DATA LINES:
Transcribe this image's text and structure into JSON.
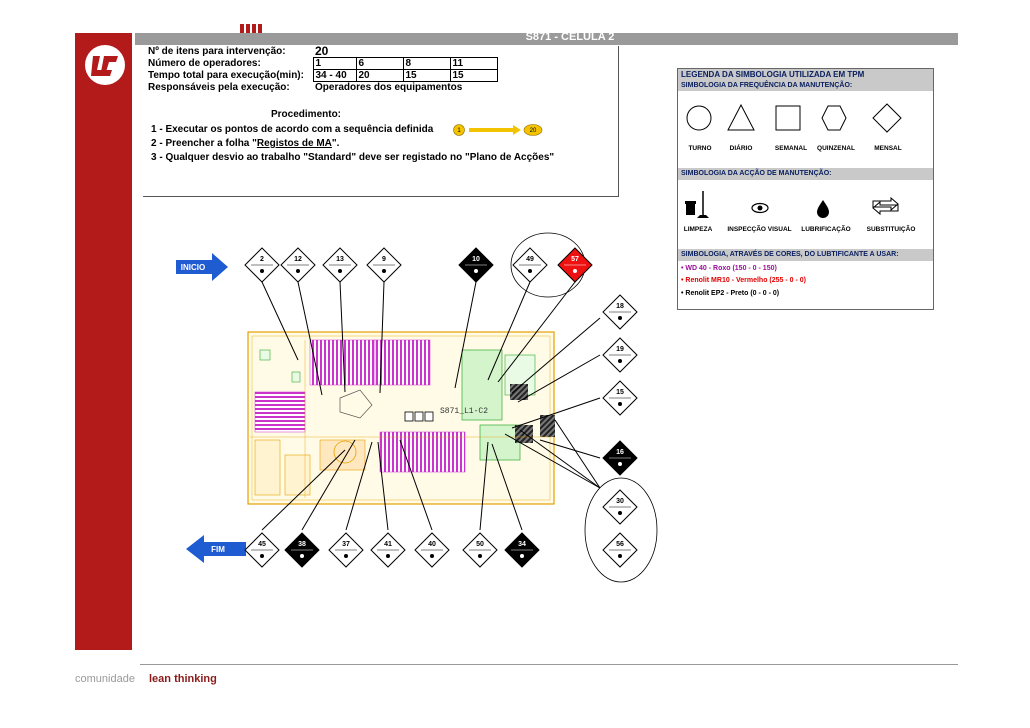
{
  "header": {
    "title": "S871 - CÉLULA 2"
  },
  "info": {
    "rows": [
      {
        "label": "Nº de itens para intervenção:",
        "values": [
          "20"
        ]
      },
      {
        "label": "Número de operadores:",
        "values": [
          "1",
          "6",
          "8",
          "11"
        ]
      },
      {
        "label": "Tempo total para execução(min):",
        "values": [
          "34 - 40",
          "20",
          "15",
          "15"
        ]
      },
      {
        "label": "Responsáveis pela execução:",
        "values": [
          "Operadores dos equipamentos"
        ]
      }
    ],
    "procedure_title": "Procedimento:",
    "steps": {
      "s1": "1 - Executar os pontos de acordo com a sequência definida",
      "s1_from": "1",
      "s1_to": "20",
      "s2_pre": "2 - Preencher a folha \"",
      "s2_link": "Registos de MA",
      "s2_post": "\".",
      "s3": "3 - Qualquer desvio ao trabalho \"Standard\" deve ser registado no \"Plano de Acções\""
    }
  },
  "legend": {
    "title": "LEGENDA DA SIMBOLOGIA UTILIZADA EM TPM",
    "frequency_title": "SIMBOLOGIA DA FREQUÊNCIA DA MANUTENÇÃO:",
    "frequency": [
      "TURNO",
      "DIÁRIO",
      "SEMANAL",
      "QUINZENAL",
      "MENSAL"
    ],
    "action_title": "SIMBOLOGIA DA ACÇÃO DE MANUTENÇÃO:",
    "actions": [
      "LIMPEZA",
      "INSPECÇÃO VISUAL",
      "LUBRIFICAÇÃO",
      "SUBSTITUIÇÃO"
    ],
    "colors_title": "SIMBOLOGIA, ATRAVÉS DE CORES, DO LUBTIFICANTE A USAR:",
    "lubricants": [
      {
        "text": "• WD 40 - Roxo (150 - 0 - 150)",
        "color": "#9a0f9a"
      },
      {
        "text": "• Renolit MR10 - Vermelho (255 - 0 - 0)",
        "color": "#e00000"
      },
      {
        "text": "• Renolit EP2 - Preto (0 - 0 - 0)",
        "color": "#000000"
      }
    ]
  },
  "diagram": {
    "start_label": "INICIO",
    "end_label": "FIM",
    "layout_label": "S871_L1-C2",
    "points": [
      {
        "num": "2",
        "style": "white"
      },
      {
        "num": "12",
        "style": "white"
      },
      {
        "num": "13",
        "style": "white"
      },
      {
        "num": "9",
        "style": "white"
      },
      {
        "num": "10",
        "style": "black"
      },
      {
        "num": "49",
        "style": "white"
      },
      {
        "num": "57",
        "style": "red"
      },
      {
        "num": "18",
        "style": "white"
      },
      {
        "num": "19",
        "style": "white"
      },
      {
        "num": "15",
        "style": "white"
      },
      {
        "num": "16",
        "style": "black"
      },
      {
        "num": "30",
        "style": "white"
      },
      {
        "num": "56",
        "style": "white"
      },
      {
        "num": "45",
        "style": "white"
      },
      {
        "num": "38",
        "style": "black"
      },
      {
        "num": "37",
        "style": "white"
      },
      {
        "num": "41",
        "style": "white"
      },
      {
        "num": "40",
        "style": "white"
      },
      {
        "num": "50",
        "style": "white"
      },
      {
        "num": "34",
        "style": "black"
      }
    ]
  },
  "colors": {
    "accent_red": "#b31b1b",
    "arrow_blue": "#1f5bd1",
    "link_yellow": "#f3c300",
    "purple": "#cc33cc"
  },
  "footer": {
    "left": "comunidade",
    "right": "lean thinking"
  }
}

THE REQUEST:
Each record above should be copied character for character, with pictures dropped.

RESPONSE BELOW:
Transcribe this image's text and structure into JSON.
{
  "header": {
    "title": "S871 - CÉLULA 2"
  },
  "info": {
    "rows": [
      {
        "label": "Nº de itens para intervenção:",
        "values": [
          "20"
        ]
      },
      {
        "label": "Número de operadores:",
        "values": [
          "1",
          "6",
          "8",
          "11"
        ]
      },
      {
        "label": "Tempo total para execução(min):",
        "values": [
          "34 - 40",
          "20",
          "15",
          "15"
        ]
      },
      {
        "label": "Responsáveis pela execução:",
        "values": [
          "Operadores dos equipamentos"
        ]
      }
    ],
    "procedure_title": "Procedimento:",
    "steps": {
      "s1": "1 - Executar os pontos de acordo com a sequência definida",
      "s1_from": "1",
      "s1_to": "20",
      "s2_pre": "2 - Preencher a folha \"",
      "s2_link": "Registos de MA",
      "s2_post": "\".",
      "s3": "3 - Qualquer desvio ao trabalho \"Standard\" deve ser registado no \"Plano de Acções\""
    }
  },
  "legend": {
    "title": "LEGENDA DA SIMBOLOGIA UTILIZADA EM TPM",
    "frequency_title": "SIMBOLOGIA DA FREQUÊNCIA DA MANUTENÇÃO:",
    "frequency": [
      "TURNO",
      "DIÁRIO",
      "SEMANAL",
      "QUINZENAL",
      "MENSAL"
    ],
    "action_title": "SIMBOLOGIA DA ACÇÃO DE MANUTENÇÃO:",
    "actions": [
      "LIMPEZA",
      "INSPECÇÃO VISUAL",
      "LUBRIFICAÇÃO",
      "SUBSTITUIÇÃO"
    ],
    "colors_title": "SIMBOLOGIA, ATRAVÉS DE CORES, DO LUBTIFICANTE A USAR:",
    "lubricants": [
      {
        "text": "• WD 40 - Roxo (150 - 0 - 150)",
        "color": "#9a0f9a"
      },
      {
        "text": "• Renolit MR10 - Vermelho (255 - 0 - 0)",
        "color": "#e00000"
      },
      {
        "text": "• Renolit EP2 - Preto (0 - 0 - 0)",
        "color": "#000000"
      }
    ]
  },
  "diagram": {
    "start_label": "INICIO",
    "end_label": "FIM",
    "layout_label": "S871_L1-C2",
    "points": [
      {
        "num": "2",
        "style": "white"
      },
      {
        "num": "12",
        "style": "white"
      },
      {
        "num": "13",
        "style": "white"
      },
      {
        "num": "9",
        "style": "white"
      },
      {
        "num": "10",
        "style": "black"
      },
      {
        "num": "49",
        "style": "white"
      },
      {
        "num": "57",
        "style": "red"
      },
      {
        "num": "18",
        "style": "white"
      },
      {
        "num": "19",
        "style": "white"
      },
      {
        "num": "15",
        "style": "white"
      },
      {
        "num": "16",
        "style": "black"
      },
      {
        "num": "30",
        "style": "white"
      },
      {
        "num": "56",
        "style": "white"
      },
      {
        "num": "45",
        "style": "white"
      },
      {
        "num": "38",
        "style": "black"
      },
      {
        "num": "37",
        "style": "white"
      },
      {
        "num": "41",
        "style": "white"
      },
      {
        "num": "40",
        "style": "white"
      },
      {
        "num": "50",
        "style": "white"
      },
      {
        "num": "34",
        "style": "black"
      }
    ]
  },
  "colors": {
    "accent_red": "#b31b1b",
    "arrow_blue": "#1f5bd1",
    "link_yellow": "#f3c300",
    "purple": "#cc33cc"
  },
  "footer": {
    "left": "comunidade",
    "right": "lean thinking"
  }
}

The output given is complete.